• [YOUR TASK] Quote the data below in full, minus the images.

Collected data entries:
>>>
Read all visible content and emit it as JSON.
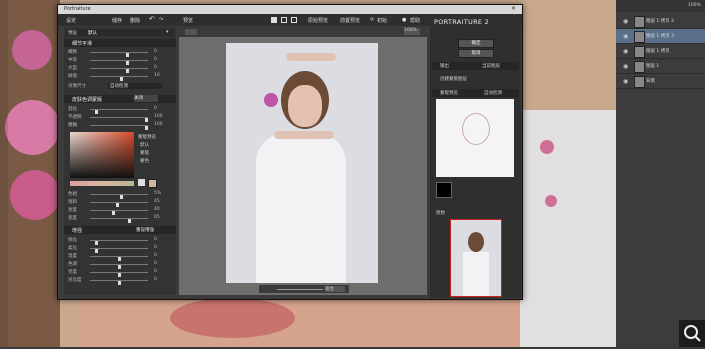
{
  "window": {
    "title": "Portraiture",
    "close_glyph": "×"
  },
  "toolbar": {
    "settings_label": "设定",
    "save_label": "储存",
    "delete_label": "删除",
    "preview_label": "预览",
    "original_label": "原始预览",
    "compare_label": "前置预览",
    "reset_label": "初始",
    "help_label": "帮助",
    "zoom_pct": "100%"
  },
  "left_panel": {
    "preset_label": "预设",
    "preset_value": "默认",
    "detail_section": "细节平滑",
    "detail_sliders": [
      {
        "label": "细致",
        "value": "0"
      },
      {
        "label": "中等",
        "value": "0"
      },
      {
        "label": "大型",
        "value": "0"
      },
      {
        "label": "阀值",
        "value": "10"
      }
    ],
    "portrait_size_label": "肖像尺寸",
    "portrait_size_value": "自动检测",
    "skin_section": "皮肤色调蒙版",
    "skin_dropdown": "关闭",
    "skin_sliders": [
      {
        "label": "羽化",
        "value": "0"
      },
      {
        "label": "不透明",
        "value": "100"
      },
      {
        "label": "模糊",
        "value": "100"
      }
    ],
    "mask_display_label": "蒙版预览",
    "mask_options": [
      "默认",
      "蒙版",
      "蒙色"
    ],
    "color_sliders": [
      {
        "label": "色相",
        "value": "5%"
      },
      {
        "label": "饱和",
        "value": "45"
      },
      {
        "label": "亮度",
        "value": "40"
      },
      {
        "label": "宽度",
        "value": "65"
      }
    ],
    "enhance_section": "增强",
    "enhance_reset": "重设增强",
    "enhance_sliders": [
      {
        "label": "锐化",
        "value": "0"
      },
      {
        "label": "柔化",
        "value": "0"
      },
      {
        "label": "温度",
        "value": "0"
      },
      {
        "label": "色调",
        "value": "0"
      },
      {
        "label": "亮度",
        "value": "0"
      },
      {
        "label": "对比度",
        "value": "0"
      }
    ]
  },
  "preview": {
    "heading": "预览",
    "zoom_value": "100%",
    "footer_zoom": "适合"
  },
  "right_panel": {
    "logo": "PORTRAITURE 2",
    "ok_label": "确定",
    "cancel_label": "取消",
    "output_label": "输出",
    "output_value": "当前图层",
    "create_mask_label": "创建蒙版图层",
    "mask_preview_label": "蒙版预览",
    "mask_auto_label": "自动检测",
    "original_thumb_label": "原始"
  },
  "layers": [
    {
      "name": "图层 1 拷贝 2"
    },
    {
      "name": "图层 1 拷贝 3"
    },
    {
      "name": "图层 1 拷贝"
    },
    {
      "name": "图层 1"
    },
    {
      "name": "背景"
    }
  ],
  "colors": {
    "accent_red": "#cc2222",
    "panel_dark": "#2f2f2f"
  }
}
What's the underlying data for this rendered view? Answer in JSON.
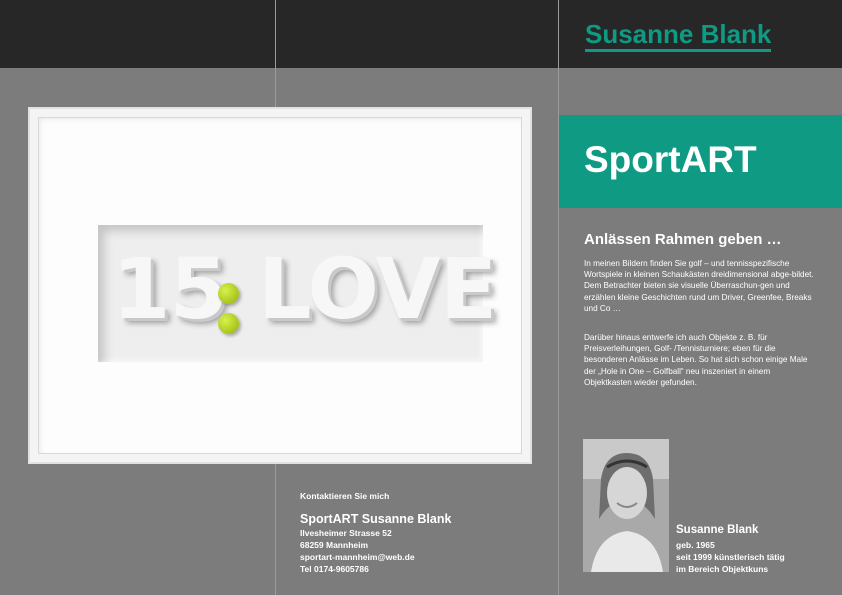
{
  "brand": {
    "name": "Susanne Blank"
  },
  "title": {
    "light": "Sport",
    "bold": "ART"
  },
  "intro": {
    "heading": "Anlässen Rahmen geben …",
    "paragraph1": "In meinen Bildern finden Sie golf – und tennisspezifische Wortspiele in kleinen Schaukästen dreidimensional abge-bildet. Dem Betrachter bieten sie visuelle Überraschun-gen und erzählen kleine Geschichten rund um Driver, Greenfee, Breaks und Co …",
    "paragraph2": "Darüber hinaus entwerfe ich auch Objekte z. B. für Preisverleihungen, Golf- /Tennisturniere; eben für die besonderen Anlässe im Leben. So hat sich schon einige Male der „Hole in One – Golfball“ neu inszeniert in einem Objektkasten wieder gefunden."
  },
  "artwork": {
    "left": "15",
    "right": "LOVE"
  },
  "contact": {
    "label": "Kontaktieren Sie mich",
    "company": "SportART Susanne Blank",
    "street": "Ilvesheimer Strasse 52",
    "city": "68259 Mannheim",
    "email": "sportart-mannheim@web.de",
    "phone": "Tel 0174-9605786"
  },
  "bio": {
    "name": "Susanne Blank",
    "born": "geb. 1965",
    "line1": "seit 1999 künstlerisch tätig",
    "line2": "im Bereich Objektkuns"
  },
  "colors": {
    "accent": "#0f9a84",
    "topbar": "#272727",
    "background": "#7c7c7c"
  }
}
<<<
• [IN RESPONSE]
Read all visible content and emit it as JSON.
{
  "window": {
    "title": "Portraiture",
    "close_glyph": "×"
  },
  "toolbar": {
    "settings_label": "设定",
    "save_label": "储存",
    "delete_label": "删除",
    "preview_label": "预览",
    "original_label": "原始预览",
    "compare_label": "前置预览",
    "reset_label": "初始",
    "help_label": "帮助",
    "zoom_pct": "100%"
  },
  "left_panel": {
    "preset_label": "预设",
    "preset_value": "默认",
    "detail_section": "细节平滑",
    "detail_sliders": [
      {
        "label": "细致",
        "value": "0"
      },
      {
        "label": "中等",
        "value": "0"
      },
      {
        "label": "大型",
        "value": "0"
      },
      {
        "label": "阀值",
        "value": "10"
      }
    ],
    "portrait_size_label": "肖像尺寸",
    "portrait_size_value": "自动检测",
    "skin_section": "皮肤色调蒙版",
    "skin_dropdown": "关闭",
    "skin_sliders": [
      {
        "label": "羽化",
        "value": "0"
      },
      {
        "label": "不透明",
        "value": "100"
      },
      {
        "label": "模糊",
        "value": "100"
      }
    ],
    "mask_display_label": "蒙版预览",
    "mask_options": [
      "默认",
      "蒙版",
      "蒙色"
    ],
    "color_sliders": [
      {
        "label": "色相",
        "value": "5%"
      },
      {
        "label": "饱和",
        "value": "45"
      },
      {
        "label": "亮度",
        "value": "40"
      },
      {
        "label": "宽度",
        "value": "65"
      }
    ],
    "enhance_section": "增强",
    "enhance_reset": "重设增强",
    "enhance_sliders": [
      {
        "label": "锐化",
        "value": "0"
      },
      {
        "label": "柔化",
        "value": "0"
      },
      {
        "label": "温度",
        "value": "0"
      },
      {
        "label": "色调",
        "value": "0"
      },
      {
        "label": "亮度",
        "value": "0"
      },
      {
        "label": "对比度",
        "value": "0"
      }
    ]
  },
  "preview": {
    "heading": "预览",
    "zoom_value": "100%",
    "footer_zoom": "适合"
  },
  "right_panel": {
    "logo": "PORTRAITURE 2",
    "ok_label": "确定",
    "cancel_label": "取消",
    "output_label": "输出",
    "output_value": "当前图层",
    "create_mask_label": "创建蒙版图层",
    "mask_preview_label": "蒙版预览",
    "mask_auto_label": "自动检测",
    "original_thumb_label": "原始"
  },
  "layers": [
    {
      "name": "图层 1 拷贝 2"
    },
    {
      "name": "图层 1 拷贝 3"
    },
    {
      "name": "图层 1 拷贝"
    },
    {
      "name": "图层 1"
    },
    {
      "name": "背景"
    }
  ],
  "colors": {
    "accent_red": "#cc2222",
    "panel_dark": "#2f2f2f"
  }
}
What's the underlying data for this rendered view? Answer in JSON.
{
  "brand": {
    "name": "Susanne Blank"
  },
  "title": {
    "light": "Sport",
    "bold": "ART"
  },
  "intro": {
    "heading": "Anlässen Rahmen geben …",
    "paragraph1": "In meinen Bildern finden Sie golf – und tennisspezifische Wortspiele in kleinen Schaukästen dreidimensional abge-bildet. Dem Betrachter bieten sie visuelle Überraschun-gen und erzählen kleine Geschichten rund um Driver, Greenfee, Breaks und Co …",
    "paragraph2": "Darüber hinaus entwerfe ich auch Objekte z. B. für Preisverleihungen, Golf- /Tennisturniere; eben für die besonderen Anlässe im Leben. So hat sich schon einige Male der „Hole in One – Golfball“ neu inszeniert in einem Objektkasten wieder gefunden."
  },
  "artwork": {
    "left": "15",
    "right": "LOVE"
  },
  "contact": {
    "label": "Kontaktieren Sie mich",
    "company": "SportART Susanne Blank",
    "street": "Ilvesheimer Strasse 52",
    "city": "68259 Mannheim",
    "email": "sportart-mannheim@web.de",
    "phone": "Tel 0174-9605786"
  },
  "bio": {
    "name": "Susanne Blank",
    "born": "geb. 1965",
    "line1": "seit 1999 künstlerisch tätig",
    "line2": "im Bereich Objektkuns"
  },
  "colors": {
    "accent": "#0f9a84",
    "topbar": "#272727",
    "background": "#7c7c7c"
  }
}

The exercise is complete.